TEXT PASSAGE

•••

A half-hearted return to source

According to its website, the third edition of the Lagos Black
Heritage Festival (with the theme “Memory and Performance in the Return to Source”)
was conceived to “broaden and deepen the linkage between the African continent
and its Diaspora… through a focus on the lives and works of three eminent
representatives of, and close collaborators in this racial mission, all three
now ancestral figures: Aime Cesaire, Alioune Diop and Leopold Sedar Senghor.”

With this in mind, any guest at the Festival concert, which held
on the evening of Thursday, April 8, on the grounds of Oceanview Restaurant in
Victoria Island would be forgiven for arriving with outsized expectations.

Black Heritage Idols?

When I walked into the concert tent at 9.30pm, one and half
hours after the show was supposed to have started, it was devoid of seats, and
only a handful of people loitered around, a good number of them technicians.
Onstage guitarist Bez Idakula was doing a sound check. There was nothing – not
in the dismal pre-concert publicity, or in the venue’s half-hearted lighting,
or in the manner in which guests trickled in – to hint that a grand concert was
in the offing.

•••

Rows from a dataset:

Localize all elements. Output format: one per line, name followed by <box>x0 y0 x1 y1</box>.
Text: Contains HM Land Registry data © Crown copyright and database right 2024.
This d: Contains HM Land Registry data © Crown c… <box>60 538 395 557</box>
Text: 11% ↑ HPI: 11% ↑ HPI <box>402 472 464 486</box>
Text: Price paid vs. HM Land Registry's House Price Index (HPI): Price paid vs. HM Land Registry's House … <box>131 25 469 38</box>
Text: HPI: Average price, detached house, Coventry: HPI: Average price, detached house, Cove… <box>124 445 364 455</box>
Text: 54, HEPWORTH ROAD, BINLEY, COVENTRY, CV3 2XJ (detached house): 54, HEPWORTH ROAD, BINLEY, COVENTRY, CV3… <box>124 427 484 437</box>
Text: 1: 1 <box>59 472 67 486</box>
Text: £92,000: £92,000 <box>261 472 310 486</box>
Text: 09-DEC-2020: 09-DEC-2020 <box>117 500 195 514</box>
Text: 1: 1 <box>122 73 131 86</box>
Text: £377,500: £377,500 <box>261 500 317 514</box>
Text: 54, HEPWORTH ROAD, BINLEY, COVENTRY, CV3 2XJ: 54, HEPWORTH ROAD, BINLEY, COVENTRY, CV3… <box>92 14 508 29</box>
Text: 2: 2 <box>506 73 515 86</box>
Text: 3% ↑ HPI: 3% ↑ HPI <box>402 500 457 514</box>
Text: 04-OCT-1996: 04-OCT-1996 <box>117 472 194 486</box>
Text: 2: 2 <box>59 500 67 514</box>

•••

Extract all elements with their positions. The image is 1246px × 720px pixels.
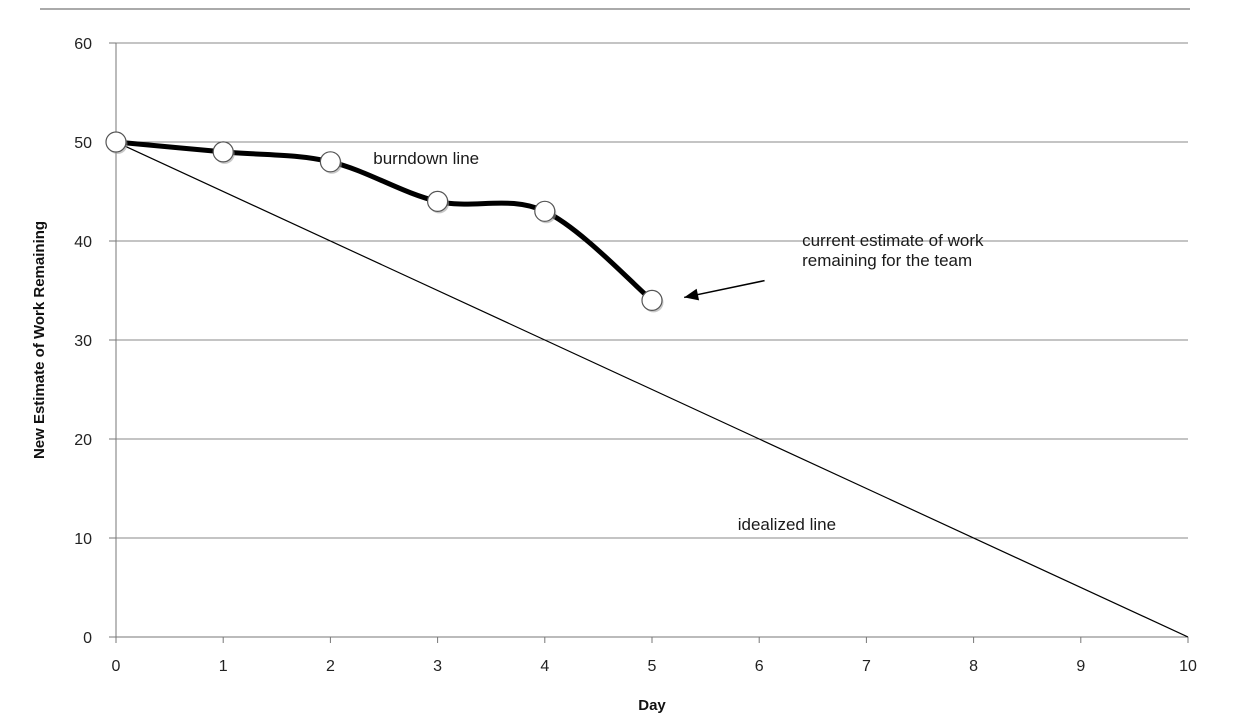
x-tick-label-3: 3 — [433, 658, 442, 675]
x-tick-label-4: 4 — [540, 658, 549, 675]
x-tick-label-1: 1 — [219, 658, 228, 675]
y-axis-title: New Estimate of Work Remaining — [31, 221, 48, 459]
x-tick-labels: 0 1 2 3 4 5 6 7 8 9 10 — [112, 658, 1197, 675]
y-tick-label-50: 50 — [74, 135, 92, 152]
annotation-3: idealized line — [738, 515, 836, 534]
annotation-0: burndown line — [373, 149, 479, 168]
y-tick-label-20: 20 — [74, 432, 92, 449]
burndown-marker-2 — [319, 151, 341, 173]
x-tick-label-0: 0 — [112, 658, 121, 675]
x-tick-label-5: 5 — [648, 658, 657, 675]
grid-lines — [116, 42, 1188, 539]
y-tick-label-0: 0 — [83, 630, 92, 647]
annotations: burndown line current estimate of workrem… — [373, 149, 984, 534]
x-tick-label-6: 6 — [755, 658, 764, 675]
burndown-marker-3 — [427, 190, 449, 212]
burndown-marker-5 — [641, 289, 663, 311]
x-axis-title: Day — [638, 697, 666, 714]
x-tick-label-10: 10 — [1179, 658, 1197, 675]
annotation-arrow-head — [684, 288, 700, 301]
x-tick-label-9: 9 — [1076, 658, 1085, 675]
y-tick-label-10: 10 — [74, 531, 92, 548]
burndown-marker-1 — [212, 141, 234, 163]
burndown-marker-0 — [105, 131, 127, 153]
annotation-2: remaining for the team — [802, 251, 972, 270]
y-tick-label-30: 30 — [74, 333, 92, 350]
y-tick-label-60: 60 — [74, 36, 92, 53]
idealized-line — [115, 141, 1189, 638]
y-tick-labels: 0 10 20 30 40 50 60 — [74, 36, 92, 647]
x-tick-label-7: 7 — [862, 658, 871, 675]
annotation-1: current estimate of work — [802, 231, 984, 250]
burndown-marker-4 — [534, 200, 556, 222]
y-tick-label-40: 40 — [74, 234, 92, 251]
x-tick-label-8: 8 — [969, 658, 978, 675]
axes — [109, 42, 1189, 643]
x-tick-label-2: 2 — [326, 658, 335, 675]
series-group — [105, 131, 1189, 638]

•••

TASK LIST
- 1) Translate this sentence from the festival article into Spanish: "Onstage guitarist Bez Idakula was doing a sound check."
- 2) Reproduce the festival article word for word from "With this in" to "of them technicians.".
These records were taken from a different source.

TASK ANSWERS
- 1) En el escenario, el guitarrista Bez Idakula estaba haciendo una prueba de sonido.

- 2)
With this in mind, any guest at the Festival concert, which held
on the evening of Thursday, April 8, on the grounds of Oceanview Restaurant in
Victoria Island would be forgiven for arriving with outsized expectations.

Black Heritage Idols?

When I walked into the concert tent at 9.30pm, one and half
hours after the show was supposed to have started, it was devoid of seats, and
only a handful of people loitered around, a good number of them technicians.